▽
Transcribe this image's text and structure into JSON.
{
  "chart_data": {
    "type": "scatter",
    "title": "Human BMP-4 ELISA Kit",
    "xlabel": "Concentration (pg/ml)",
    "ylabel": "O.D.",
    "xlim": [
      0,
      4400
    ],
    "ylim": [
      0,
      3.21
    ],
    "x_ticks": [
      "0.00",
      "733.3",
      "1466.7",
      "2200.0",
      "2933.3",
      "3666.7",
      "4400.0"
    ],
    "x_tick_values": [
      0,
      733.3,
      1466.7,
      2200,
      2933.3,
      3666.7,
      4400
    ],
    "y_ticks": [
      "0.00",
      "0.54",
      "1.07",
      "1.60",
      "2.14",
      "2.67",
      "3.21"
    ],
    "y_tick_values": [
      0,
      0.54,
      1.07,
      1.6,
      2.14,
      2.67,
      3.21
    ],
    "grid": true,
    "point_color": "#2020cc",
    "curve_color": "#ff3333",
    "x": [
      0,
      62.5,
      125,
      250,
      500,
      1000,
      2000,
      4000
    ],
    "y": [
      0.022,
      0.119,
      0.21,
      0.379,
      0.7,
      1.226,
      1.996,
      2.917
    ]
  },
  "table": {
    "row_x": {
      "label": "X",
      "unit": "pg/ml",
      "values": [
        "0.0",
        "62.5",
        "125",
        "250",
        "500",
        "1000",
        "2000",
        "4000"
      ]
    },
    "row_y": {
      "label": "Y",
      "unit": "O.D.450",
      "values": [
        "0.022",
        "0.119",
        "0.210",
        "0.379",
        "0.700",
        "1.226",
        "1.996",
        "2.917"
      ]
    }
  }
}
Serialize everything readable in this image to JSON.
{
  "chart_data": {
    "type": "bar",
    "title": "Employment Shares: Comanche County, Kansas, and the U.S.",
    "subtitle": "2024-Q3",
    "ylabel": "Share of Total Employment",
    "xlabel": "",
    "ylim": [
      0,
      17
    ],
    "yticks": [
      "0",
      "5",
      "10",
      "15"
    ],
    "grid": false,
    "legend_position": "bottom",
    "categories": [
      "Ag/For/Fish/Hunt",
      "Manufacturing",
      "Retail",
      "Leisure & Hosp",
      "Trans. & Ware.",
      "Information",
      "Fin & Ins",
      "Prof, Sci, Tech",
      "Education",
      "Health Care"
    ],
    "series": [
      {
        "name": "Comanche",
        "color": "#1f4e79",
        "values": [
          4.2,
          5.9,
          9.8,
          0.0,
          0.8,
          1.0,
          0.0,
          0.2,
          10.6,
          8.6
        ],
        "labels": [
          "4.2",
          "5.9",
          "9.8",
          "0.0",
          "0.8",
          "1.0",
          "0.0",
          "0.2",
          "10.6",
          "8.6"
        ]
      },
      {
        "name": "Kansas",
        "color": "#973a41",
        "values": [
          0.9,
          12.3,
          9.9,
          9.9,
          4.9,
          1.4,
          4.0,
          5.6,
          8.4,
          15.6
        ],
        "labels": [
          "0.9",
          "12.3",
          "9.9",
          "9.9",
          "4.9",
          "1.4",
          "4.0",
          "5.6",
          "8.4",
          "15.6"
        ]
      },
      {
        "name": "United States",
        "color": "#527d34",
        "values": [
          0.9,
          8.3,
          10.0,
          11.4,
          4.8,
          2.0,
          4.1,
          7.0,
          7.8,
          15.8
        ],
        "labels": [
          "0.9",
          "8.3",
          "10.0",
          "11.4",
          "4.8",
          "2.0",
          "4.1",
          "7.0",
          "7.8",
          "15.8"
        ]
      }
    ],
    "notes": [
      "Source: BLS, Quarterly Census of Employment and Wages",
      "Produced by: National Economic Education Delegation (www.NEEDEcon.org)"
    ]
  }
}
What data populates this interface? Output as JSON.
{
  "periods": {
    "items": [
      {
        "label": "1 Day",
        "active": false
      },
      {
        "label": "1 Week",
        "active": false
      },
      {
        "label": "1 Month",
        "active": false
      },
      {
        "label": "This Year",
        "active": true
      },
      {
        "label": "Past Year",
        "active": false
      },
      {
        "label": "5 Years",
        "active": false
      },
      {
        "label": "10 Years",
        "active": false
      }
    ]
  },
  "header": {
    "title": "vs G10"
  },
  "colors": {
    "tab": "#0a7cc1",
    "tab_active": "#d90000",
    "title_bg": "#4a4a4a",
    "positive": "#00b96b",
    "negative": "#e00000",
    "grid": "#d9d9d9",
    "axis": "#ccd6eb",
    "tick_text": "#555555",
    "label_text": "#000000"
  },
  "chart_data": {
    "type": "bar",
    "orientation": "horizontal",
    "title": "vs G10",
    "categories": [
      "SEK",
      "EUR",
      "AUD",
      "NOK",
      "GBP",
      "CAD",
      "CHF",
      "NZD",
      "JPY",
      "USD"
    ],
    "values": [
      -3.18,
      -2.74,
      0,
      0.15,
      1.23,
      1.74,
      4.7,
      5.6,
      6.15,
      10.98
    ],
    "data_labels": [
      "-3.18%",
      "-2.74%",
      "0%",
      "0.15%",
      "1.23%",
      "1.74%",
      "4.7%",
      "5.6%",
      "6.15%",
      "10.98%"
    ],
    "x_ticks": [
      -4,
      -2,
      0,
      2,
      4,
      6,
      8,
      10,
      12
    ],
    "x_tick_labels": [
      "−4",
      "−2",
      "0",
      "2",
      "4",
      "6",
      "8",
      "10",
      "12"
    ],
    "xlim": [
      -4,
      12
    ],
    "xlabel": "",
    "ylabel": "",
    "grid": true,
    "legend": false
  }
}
△
Take the listing above and set it down exactly.

▶ [ANSWER TO THIS TASK]
Transcribe this image's text and structure into JSON.
{
  "chart_data": {
    "type": "scatter",
    "title": "Human BMP-4 ELISA Kit",
    "xlabel": "Concentration (pg/ml)",
    "ylabel": "O.D.",
    "xlim": [
      0,
      4400
    ],
    "ylim": [
      0,
      3.21
    ],
    "x_ticks": [
      "0.00",
      "733.3",
      "1466.7",
      "2200.0",
      "2933.3",
      "3666.7",
      "4400.0"
    ],
    "x_tick_values": [
      0,
      733.3,
      1466.7,
      2200,
      2933.3,
      3666.7,
      4400
    ],
    "y_ticks": [
      "0.00",
      "0.54",
      "1.07",
      "1.60",
      "2.14",
      "2.67",
      "3.21"
    ],
    "y_tick_values": [
      0,
      0.54,
      1.07,
      1.6,
      2.14,
      2.67,
      3.21
    ],
    "grid": true,
    "point_color": "#2020cc",
    "curve_color": "#ff3333",
    "x": [
      0,
      62.5,
      125,
      250,
      500,
      1000,
      2000,
      4000
    ],
    "y": [
      0.022,
      0.119,
      0.21,
      0.379,
      0.7,
      1.226,
      1.996,
      2.917
    ]
  },
  "table": {
    "row_x": {
      "label": "X",
      "unit": "pg/ml",
      "values": [
        "0.0",
        "62.5",
        "125",
        "250",
        "500",
        "1000",
        "2000",
        "4000"
      ]
    },
    "row_y": {
      "label": "Y",
      "unit": "O.D.450",
      "values": [
        "0.022",
        "0.119",
        "0.210",
        "0.379",
        "0.700",
        "1.226",
        "1.996",
        "2.917"
      ]
    }
  }
}
Serialize everything readable in this image to JSON.
{
  "chart_data": {
    "type": "bar",
    "title": "Employment Shares: Comanche County, Kansas, and the U.S.",
    "subtitle": "2024-Q3",
    "ylabel": "Share of Total Employment",
    "xlabel": "",
    "ylim": [
      0,
      17
    ],
    "yticks": [
      "0",
      "5",
      "10",
      "15"
    ],
    "grid": false,
    "legend_position": "bottom",
    "categories": [
      "Ag/For/Fish/Hunt",
      "Manufacturing",
      "Retail",
      "Leisure & Hosp",
      "Trans. & Ware.",
      "Information",
      "Fin & Ins",
      "Prof, Sci, Tech",
      "Education",
      "Health Care"
    ],
    "series": [
      {
        "name": "Comanche",
        "color": "#1f4e79",
        "values": [
          4.2,
          5.9,
          9.8,
          0.0,
          0.8,
          1.0,
          0.0,
          0.2,
          10.6,
          8.6
        ],
        "labels": [
          "4.2",
          "5.9",
          "9.8",
          "0.0",
          "0.8",
          "1.0",
          "0.0",
          "0.2",
          "10.6",
          "8.6"
        ]
      },
      {
        "name": "Kansas",
        "color": "#973a41",
        "values": [
          0.9,
          12.3,
          9.9,
          9.9,
          4.9,
          1.4,
          4.0,
          5.6,
          8.4,
          15.6
        ],
        "labels": [
          "0.9",
          "12.3",
          "9.9",
          "9.9",
          "4.9",
          "1.4",
          "4.0",
          "5.6",
          "8.4",
          "15.6"
        ]
      },
      {
        "name": "United States",
        "color": "#527d34",
        "values": [
          0.9,
          8.3,
          10.0,
          11.4,
          4.8,
          2.0,
          4.1,
          7.0,
          7.8,
          15.8
        ],
        "labels": [
          "0.9",
          "8.3",
          "10.0",
          "11.4",
          "4.8",
          "2.0",
          "4.1",
          "7.0",
          "7.8",
          "15.8"
        ]
      }
    ],
    "notes": [
      "Source: BLS, Quarterly Census of Employment and Wages",
      "Produced by: National Economic Education Delegation (www.NEEDEcon.org)"
    ]
  }
}
What data populates this interface? Output as JSON.
{
  "periods": {
    "items": [
      {
        "label": "1 Day",
        "active": false
      },
      {
        "label": "1 Week",
        "active": false
      },
      {
        "label": "1 Month",
        "active": false
      },
      {
        "label": "This Year",
        "active": true
      },
      {
        "label": "Past Year",
        "active": false
      },
      {
        "label": "5 Years",
        "active": false
      },
      {
        "label": "10 Years",
        "active": false
      }
    ]
  },
  "header": {
    "title": "vs G10"
  },
  "colors": {
    "tab": "#0a7cc1",
    "tab_active": "#d90000",
    "title_bg": "#4a4a4a",
    "positive": "#00b96b",
    "negative": "#e00000",
    "grid": "#d9d9d9",
    "axis": "#ccd6eb",
    "tick_text": "#555555",
    "label_text": "#000000"
  },
  "chart_data": {
    "type": "bar",
    "orientation": "horizontal",
    "title": "vs G10",
    "categories": [
      "SEK",
      "EUR",
      "AUD",
      "NOK",
      "GBP",
      "CAD",
      "CHF",
      "NZD",
      "JPY",
      "USD"
    ],
    "values": [
      -3.18,
      -2.74,
      0,
      0.15,
      1.23,
      1.74,
      4.7,
      5.6,
      6.15,
      10.98
    ],
    "data_labels": [
      "-3.18%",
      "-2.74%",
      "0%",
      "0.15%",
      "1.23%",
      "1.74%",
      "4.7%",
      "5.6%",
      "6.15%",
      "10.98%"
    ],
    "x_ticks": [
      -4,
      -2,
      0,
      2,
      4,
      6,
      8,
      10,
      12
    ],
    "x_tick_labels": [
      "−4",
      "−2",
      "0",
      "2",
      "4",
      "6",
      "8",
      "10",
      "12"
    ],
    "xlim": [
      -4,
      12
    ],
    "xlabel": "",
    "ylabel": "",
    "grid": true,
    "legend": false
  }
}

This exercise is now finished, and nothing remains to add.